_SET PROBLEM_
Write the material out again exactly as it stands.

_WORKING DATA_
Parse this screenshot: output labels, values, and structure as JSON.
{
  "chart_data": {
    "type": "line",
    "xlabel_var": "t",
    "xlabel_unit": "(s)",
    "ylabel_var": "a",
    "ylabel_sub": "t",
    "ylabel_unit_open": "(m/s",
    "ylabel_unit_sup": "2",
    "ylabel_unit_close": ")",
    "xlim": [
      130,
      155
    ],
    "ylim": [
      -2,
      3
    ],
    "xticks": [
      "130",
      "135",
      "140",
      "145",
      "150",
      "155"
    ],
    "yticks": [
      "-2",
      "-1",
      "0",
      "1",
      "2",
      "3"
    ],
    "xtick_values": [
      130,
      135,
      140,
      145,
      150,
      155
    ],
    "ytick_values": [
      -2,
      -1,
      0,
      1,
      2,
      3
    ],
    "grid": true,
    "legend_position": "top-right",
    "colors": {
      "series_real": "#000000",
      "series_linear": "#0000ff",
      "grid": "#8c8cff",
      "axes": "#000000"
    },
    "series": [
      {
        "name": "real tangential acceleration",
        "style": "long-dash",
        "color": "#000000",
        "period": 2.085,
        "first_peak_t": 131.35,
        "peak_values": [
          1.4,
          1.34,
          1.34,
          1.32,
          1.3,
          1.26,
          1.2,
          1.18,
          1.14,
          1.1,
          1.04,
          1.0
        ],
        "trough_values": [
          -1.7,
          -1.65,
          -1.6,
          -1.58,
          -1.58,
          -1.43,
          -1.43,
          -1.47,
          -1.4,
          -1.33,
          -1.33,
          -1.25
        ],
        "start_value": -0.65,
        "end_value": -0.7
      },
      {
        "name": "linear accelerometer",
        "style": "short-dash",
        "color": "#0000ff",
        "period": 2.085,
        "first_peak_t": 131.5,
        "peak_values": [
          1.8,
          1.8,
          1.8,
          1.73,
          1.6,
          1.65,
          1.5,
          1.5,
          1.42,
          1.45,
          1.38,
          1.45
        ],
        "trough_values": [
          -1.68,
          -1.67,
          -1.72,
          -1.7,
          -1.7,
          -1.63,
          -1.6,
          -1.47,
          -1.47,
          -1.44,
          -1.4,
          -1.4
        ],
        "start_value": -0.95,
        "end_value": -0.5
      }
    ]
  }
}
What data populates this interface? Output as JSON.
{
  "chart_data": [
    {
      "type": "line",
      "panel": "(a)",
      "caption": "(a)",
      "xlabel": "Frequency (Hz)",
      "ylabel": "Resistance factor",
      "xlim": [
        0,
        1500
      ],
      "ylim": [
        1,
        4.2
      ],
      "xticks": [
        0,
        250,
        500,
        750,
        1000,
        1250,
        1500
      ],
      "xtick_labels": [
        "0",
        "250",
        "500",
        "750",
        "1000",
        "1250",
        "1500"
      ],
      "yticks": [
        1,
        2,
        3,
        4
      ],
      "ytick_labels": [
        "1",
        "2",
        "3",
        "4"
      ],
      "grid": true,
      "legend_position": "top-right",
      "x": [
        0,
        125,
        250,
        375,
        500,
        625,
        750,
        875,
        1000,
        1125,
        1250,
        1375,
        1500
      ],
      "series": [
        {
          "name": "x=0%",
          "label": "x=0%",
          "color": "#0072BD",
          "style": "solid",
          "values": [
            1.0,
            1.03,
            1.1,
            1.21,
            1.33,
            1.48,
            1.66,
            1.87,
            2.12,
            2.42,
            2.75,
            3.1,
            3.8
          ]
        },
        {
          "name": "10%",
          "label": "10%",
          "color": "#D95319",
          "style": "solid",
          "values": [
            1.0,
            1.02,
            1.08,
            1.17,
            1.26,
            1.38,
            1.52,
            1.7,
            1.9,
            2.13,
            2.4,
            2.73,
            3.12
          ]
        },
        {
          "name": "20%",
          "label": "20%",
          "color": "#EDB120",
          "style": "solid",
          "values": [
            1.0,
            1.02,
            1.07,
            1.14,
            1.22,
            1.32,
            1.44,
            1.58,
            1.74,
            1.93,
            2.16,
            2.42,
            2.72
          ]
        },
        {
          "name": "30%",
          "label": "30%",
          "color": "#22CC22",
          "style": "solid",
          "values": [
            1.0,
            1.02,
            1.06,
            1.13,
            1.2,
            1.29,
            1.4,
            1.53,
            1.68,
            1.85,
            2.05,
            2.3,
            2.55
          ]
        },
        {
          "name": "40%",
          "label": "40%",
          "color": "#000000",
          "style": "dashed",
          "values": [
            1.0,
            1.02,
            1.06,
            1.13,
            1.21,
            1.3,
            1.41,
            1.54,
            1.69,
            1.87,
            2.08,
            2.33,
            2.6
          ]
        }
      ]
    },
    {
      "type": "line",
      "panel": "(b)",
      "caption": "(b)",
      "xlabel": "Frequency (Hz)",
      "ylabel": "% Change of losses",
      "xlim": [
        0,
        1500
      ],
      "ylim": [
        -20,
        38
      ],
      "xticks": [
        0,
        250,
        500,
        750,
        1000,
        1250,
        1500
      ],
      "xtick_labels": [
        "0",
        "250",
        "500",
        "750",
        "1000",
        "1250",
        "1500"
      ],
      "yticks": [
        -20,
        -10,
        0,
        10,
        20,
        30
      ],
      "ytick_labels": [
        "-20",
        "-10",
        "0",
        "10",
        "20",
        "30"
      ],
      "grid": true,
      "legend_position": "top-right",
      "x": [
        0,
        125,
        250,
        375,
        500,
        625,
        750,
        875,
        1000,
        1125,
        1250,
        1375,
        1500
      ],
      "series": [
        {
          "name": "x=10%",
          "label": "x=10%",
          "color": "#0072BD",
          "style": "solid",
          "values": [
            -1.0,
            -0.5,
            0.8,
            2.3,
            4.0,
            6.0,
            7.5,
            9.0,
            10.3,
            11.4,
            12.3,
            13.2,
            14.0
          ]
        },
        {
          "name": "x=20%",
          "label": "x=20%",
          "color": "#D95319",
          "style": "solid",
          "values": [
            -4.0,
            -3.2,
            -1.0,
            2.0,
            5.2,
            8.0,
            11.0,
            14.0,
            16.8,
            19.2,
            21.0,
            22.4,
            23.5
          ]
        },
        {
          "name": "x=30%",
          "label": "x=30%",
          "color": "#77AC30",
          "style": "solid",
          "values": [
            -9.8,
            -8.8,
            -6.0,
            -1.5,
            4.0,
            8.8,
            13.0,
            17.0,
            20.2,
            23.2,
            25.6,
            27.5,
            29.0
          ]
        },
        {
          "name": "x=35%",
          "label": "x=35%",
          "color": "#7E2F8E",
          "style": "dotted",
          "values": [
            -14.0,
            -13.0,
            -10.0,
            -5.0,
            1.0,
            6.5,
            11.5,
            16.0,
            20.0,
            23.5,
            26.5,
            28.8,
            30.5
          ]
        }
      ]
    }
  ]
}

_COMPLETED EXERCISE_
Parse this screenshot: output labels, values, and structure as JSON.
{
  "chart_data": {
    "type": "line",
    "xlabel_var": "t",
    "xlabel_unit": "(s)",
    "ylabel_var": "a",
    "ylabel_sub": "t",
    "ylabel_unit_open": "(m/s",
    "ylabel_unit_sup": "2",
    "ylabel_unit_close": ")",
    "xlim": [
      130,
      155
    ],
    "ylim": [
      -2,
      3
    ],
    "xticks": [
      "130",
      "135",
      "140",
      "145",
      "150",
      "155"
    ],
    "yticks": [
      "-2",
      "-1",
      "0",
      "1",
      "2",
      "3"
    ],
    "xtick_values": [
      130,
      135,
      140,
      145,
      150,
      155
    ],
    "ytick_values": [
      -2,
      -1,
      0,
      1,
      2,
      3
    ],
    "grid": true,
    "legend_position": "top-right",
    "colors": {
      "series_real": "#000000",
      "series_linear": "#0000ff",
      "grid": "#8c8cff",
      "axes": "#000000"
    },
    "series": [
      {
        "name": "real tangential acceleration",
        "style": "long-dash",
        "color": "#000000",
        "period": 2.085,
        "first_peak_t": 131.35,
        "peak_values": [
          1.4,
          1.34,
          1.34,
          1.32,
          1.3,
          1.26,
          1.2,
          1.18,
          1.14,
          1.1,
          1.04,
          1.0
        ],
        "trough_values": [
          -1.7,
          -1.65,
          -1.6,
          -1.58,
          -1.58,
          -1.43,
          -1.43,
          -1.47,
          -1.4,
          -1.33,
          -1.33,
          -1.25
        ],
        "start_value": -0.65,
        "end_value": -0.7
      },
      {
        "name": "linear accelerometer",
        "style": "short-dash",
        "color": "#0000ff",
        "period": 2.085,
        "first_peak_t": 131.5,
        "peak_values": [
          1.8,
          1.8,
          1.8,
          1.73,
          1.6,
          1.65,
          1.5,
          1.5,
          1.42,
          1.45,
          1.38,
          1.45
        ],
        "trough_values": [
          -1.68,
          -1.67,
          -1.72,
          -1.7,
          -1.7,
          -1.63,
          -1.6,
          -1.47,
          -1.47,
          -1.44,
          -1.4,
          -1.4
        ],
        "start_value": -0.95,
        "end_value": -0.5
      }
    ]
  }
}
What data populates this interface? Output as JSON.
{
  "chart_data": [
    {
      "type": "line",
      "panel": "(a)",
      "caption": "(a)",
      "xlabel": "Frequency (Hz)",
      "ylabel": "Resistance factor",
      "xlim": [
        0,
        1500
      ],
      "ylim": [
        1,
        4.2
      ],
      "xticks": [
        0,
        250,
        500,
        750,
        1000,
        1250,
        1500
      ],
      "xtick_labels": [
        "0",
        "250",
        "500",
        "750",
        "1000",
        "1250",
        "1500"
      ],
      "yticks": [
        1,
        2,
        3,
        4
      ],
      "ytick_labels": [
        "1",
        "2",
        "3",
        "4"
      ],
      "grid": true,
      "legend_position": "top-right",
      "x": [
        0,
        125,
        250,
        375,
        500,
        625,
        750,
        875,
        1000,
        1125,
        1250,
        1375,
        1500
      ],
      "series": [
        {
          "name": "x=0%",
          "label": "x=0%",
          "color": "#0072BD",
          "style": "solid",
          "values": [
            1.0,
            1.03,
            1.1,
            1.21,
            1.33,
            1.48,
            1.66,
            1.87,
            2.12,
            2.42,
            2.75,
            3.1,
            3.8
          ]
        },
        {
          "name": "10%",
          "label": "10%",
          "color": "#D95319",
          "style": "solid",
          "values": [
            1.0,
            1.02,
            1.08,
            1.17,
            1.26,
            1.38,
            1.52,
            1.7,
            1.9,
            2.13,
            2.4,
            2.73,
            3.12
          ]
        },
        {
          "name": "20%",
          "label": "20%",
          "color": "#EDB120",
          "style": "solid",
          "values": [
            1.0,
            1.02,
            1.07,
            1.14,
            1.22,
            1.32,
            1.44,
            1.58,
            1.74,
            1.93,
            2.16,
            2.42,
            2.72
          ]
        },
        {
          "name": "30%",
          "label": "30%",
          "color": "#22CC22",
          "style": "solid",
          "values": [
            1.0,
            1.02,
            1.06,
            1.13,
            1.2,
            1.29,
            1.4,
            1.53,
            1.68,
            1.85,
            2.05,
            2.3,
            2.55
          ]
        },
        {
          "name": "40%",
          "label": "40%",
          "color": "#000000",
          "style": "dashed",
          "values": [
            1.0,
            1.02,
            1.06,
            1.13,
            1.21,
            1.3,
            1.41,
            1.54,
            1.69,
            1.87,
            2.08,
            2.33,
            2.6
          ]
        }
      ]
    },
    {
      "type": "line",
      "panel": "(b)",
      "caption": "(b)",
      "xlabel": "Frequency (Hz)",
      "ylabel": "% Change of losses",
      "xlim": [
        0,
        1500
      ],
      "ylim": [
        -20,
        38
      ],
      "xticks": [
        0,
        250,
        500,
        750,
        1000,
        1250,
        1500
      ],
      "xtick_labels": [
        "0",
        "250",
        "500",
        "750",
        "1000",
        "1250",
        "1500"
      ],
      "yticks": [
        -20,
        -10,
        0,
        10,
        20,
        30
      ],
      "ytick_labels": [
        "-20",
        "-10",
        "0",
        "10",
        "20",
        "30"
      ],
      "grid": true,
      "legend_position": "top-right",
      "x": [
        0,
        125,
        250,
        375,
        500,
        625,
        750,
        875,
        1000,
        1125,
        1250,
        1375,
        1500
      ],
      "series": [
        {
          "name": "x=10%",
          "label": "x=10%",
          "color": "#0072BD",
          "style": "solid",
          "values": [
            -1.0,
            -0.5,
            0.8,
            2.3,
            4.0,
            6.0,
            7.5,
            9.0,
            10.3,
            11.4,
            12.3,
            13.2,
            14.0
          ]
        },
        {
          "name": "x=20%",
          "label": "x=20%",
          "color": "#D95319",
          "style": "solid",
          "values": [
            -4.0,
            -3.2,
            -1.0,
            2.0,
            5.2,
            8.0,
            11.0,
            14.0,
            16.8,
            19.2,
            21.0,
            22.4,
            23.5
          ]
        },
        {
          "name": "x=30%",
          "label": "x=30%",
          "color": "#77AC30",
          "style": "solid",
          "values": [
            -9.8,
            -8.8,
            -6.0,
            -1.5,
            4.0,
            8.8,
            13.0,
            17.0,
            20.2,
            23.2,
            25.6,
            27.5,
            29.0
          ]
        },
        {
          "name": "x=35%",
          "label": "x=35%",
          "color": "#7E2F8E",
          "style": "dotted",
          "values": [
            -14.0,
            -13.0,
            -10.0,
            -5.0,
            1.0,
            6.5,
            11.5,
            16.0,
            20.0,
            23.5,
            26.5,
            28.8,
            30.5
          ]
        }
      ]
    }
  ]
}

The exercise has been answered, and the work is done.